Data entries for graphics
^^^^
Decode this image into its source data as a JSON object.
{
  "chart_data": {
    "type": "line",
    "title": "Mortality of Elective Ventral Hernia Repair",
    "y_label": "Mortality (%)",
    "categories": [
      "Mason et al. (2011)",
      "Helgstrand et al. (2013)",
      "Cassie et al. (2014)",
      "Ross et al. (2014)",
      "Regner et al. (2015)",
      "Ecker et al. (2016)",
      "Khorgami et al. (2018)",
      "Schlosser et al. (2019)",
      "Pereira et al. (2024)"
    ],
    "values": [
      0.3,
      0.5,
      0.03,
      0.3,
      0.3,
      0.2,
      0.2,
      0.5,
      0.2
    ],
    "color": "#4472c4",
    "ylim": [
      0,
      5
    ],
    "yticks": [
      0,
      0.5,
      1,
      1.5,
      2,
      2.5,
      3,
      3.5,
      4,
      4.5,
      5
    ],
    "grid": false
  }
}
^^^^
Problem to solve: Give back the whole listing exactly as it reads.

Solution to the problem:
Decode this image into its source data as a JSON object.
{
  "chart_data": {
    "type": "line",
    "title": "Mortality of Elective Ventral Hernia Repair",
    "y_label": "Mortality (%)",
    "categories": [
      "Mason et al. (2011)",
      "Helgstrand et al. (2013)",
      "Cassie et al. (2014)",
      "Ross et al. (2014)",
      "Regner et al. (2015)",
      "Ecker et al. (2016)",
      "Khorgami et al. (2018)",
      "Schlosser et al. (2019)",
      "Pereira et al. (2024)"
    ],
    "values": [
      0.3,
      0.5,
      0.03,
      0.3,
      0.3,
      0.2,
      0.2,
      0.5,
      0.2
    ],
    "color": "#4472c4",
    "ylim": [
      0,
      5
    ],
    "yticks": [
      0,
      0.5,
      1,
      1.5,
      2,
      2.5,
      3,
      3.5,
      4,
      4.5,
      5
    ],
    "grid": false
  }
}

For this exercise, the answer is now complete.